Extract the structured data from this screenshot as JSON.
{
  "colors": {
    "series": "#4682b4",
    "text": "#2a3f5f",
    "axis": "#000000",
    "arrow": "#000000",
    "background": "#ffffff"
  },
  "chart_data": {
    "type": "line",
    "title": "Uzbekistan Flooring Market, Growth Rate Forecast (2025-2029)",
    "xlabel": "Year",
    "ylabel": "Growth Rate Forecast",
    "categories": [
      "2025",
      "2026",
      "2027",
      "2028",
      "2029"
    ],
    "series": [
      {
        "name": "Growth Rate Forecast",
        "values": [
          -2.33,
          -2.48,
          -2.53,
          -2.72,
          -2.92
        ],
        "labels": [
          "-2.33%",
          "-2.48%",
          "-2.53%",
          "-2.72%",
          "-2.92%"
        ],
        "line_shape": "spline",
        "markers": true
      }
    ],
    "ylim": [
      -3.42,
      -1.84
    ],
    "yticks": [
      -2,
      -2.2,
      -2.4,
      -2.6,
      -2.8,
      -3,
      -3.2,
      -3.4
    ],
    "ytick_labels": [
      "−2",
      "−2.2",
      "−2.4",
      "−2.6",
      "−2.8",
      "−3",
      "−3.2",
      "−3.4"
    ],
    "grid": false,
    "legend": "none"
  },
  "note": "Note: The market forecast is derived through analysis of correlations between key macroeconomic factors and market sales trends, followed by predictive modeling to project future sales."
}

- **EXERCISE PROMPT**
Produce an exact copy of every entry above.

- **REPLY**
Extract the structured data from this screenshot as JSON.
{
  "colors": {
    "series": "#4682b4",
    "text": "#2a3f5f",
    "axis": "#000000",
    "arrow": "#000000",
    "background": "#ffffff"
  },
  "chart_data": {
    "type": "line",
    "title": "Uzbekistan Flooring Market, Growth Rate Forecast (2025-2029)",
    "xlabel": "Year",
    "ylabel": "Growth Rate Forecast",
    "categories": [
      "2025",
      "2026",
      "2027",
      "2028",
      "2029"
    ],
    "series": [
      {
        "name": "Growth Rate Forecast",
        "values": [
          -2.33,
          -2.48,
          -2.53,
          -2.72,
          -2.92
        ],
        "labels": [
          "-2.33%",
          "-2.48%",
          "-2.53%",
          "-2.72%",
          "-2.92%"
        ],
        "line_shape": "spline",
        "markers": true
      }
    ],
    "ylim": [
      -3.42,
      -1.84
    ],
    "yticks": [
      -2,
      -2.2,
      -2.4,
      -2.6,
      -2.8,
      -3,
      -3.2,
      -3.4
    ],
    "ytick_labels": [
      "−2",
      "−2.2",
      "−2.4",
      "−2.6",
      "−2.8",
      "−3",
      "−3.2",
      "−3.4"
    ],
    "grid": false,
    "legend": "none"
  },
  "note": "Note: The market forecast is derived through analysis of correlations between key macroeconomic factors and market sales trends, followed by predictive modeling to project future sales."
}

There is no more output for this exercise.